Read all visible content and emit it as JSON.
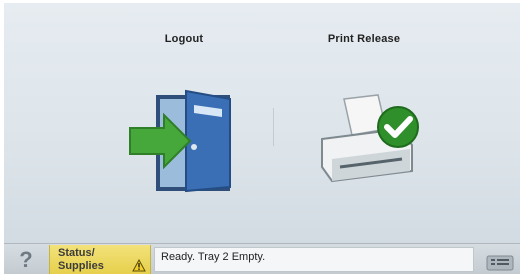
{
  "actions": {
    "logout_label": "Logout",
    "print_release_label": "Print Release"
  },
  "statusbar": {
    "help_label": "?",
    "status_line1": "Status/",
    "status_line2": "Supplies",
    "message": "Ready. Tray 2 Empty."
  },
  "icons": {
    "logout": "door-exit-icon",
    "print_release": "printer-check-icon",
    "warning": "warning-icon",
    "menu": "list-menu-icon"
  },
  "colors": {
    "status_button": "#e6cf4a",
    "arrow_green": "#46a83a",
    "door_blue": "#3a6fb5",
    "check_green": "#2f8f2b"
  }
}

···

- **What you should do**:
Reproduce the full material exactly, excluding the pictures.

- **Solution below**:
Read all visible content and emit it as JSON.
{
  "actions": {
    "logout_label": "Logout",
    "print_release_label": "Print Release"
  },
  "statusbar": {
    "help_label": "?",
    "status_line1": "Status/",
    "status_line2": "Supplies",
    "message": "Ready. Tray 2 Empty."
  },
  "icons": {
    "logout": "door-exit-icon",
    "print_release": "printer-check-icon",
    "warning": "warning-icon",
    "menu": "list-menu-icon"
  },
  "colors": {
    "status_button": "#e6cf4a",
    "arrow_green": "#46a83a",
    "door_blue": "#3a6fb5",
    "check_green": "#2f8f2b"
  }
}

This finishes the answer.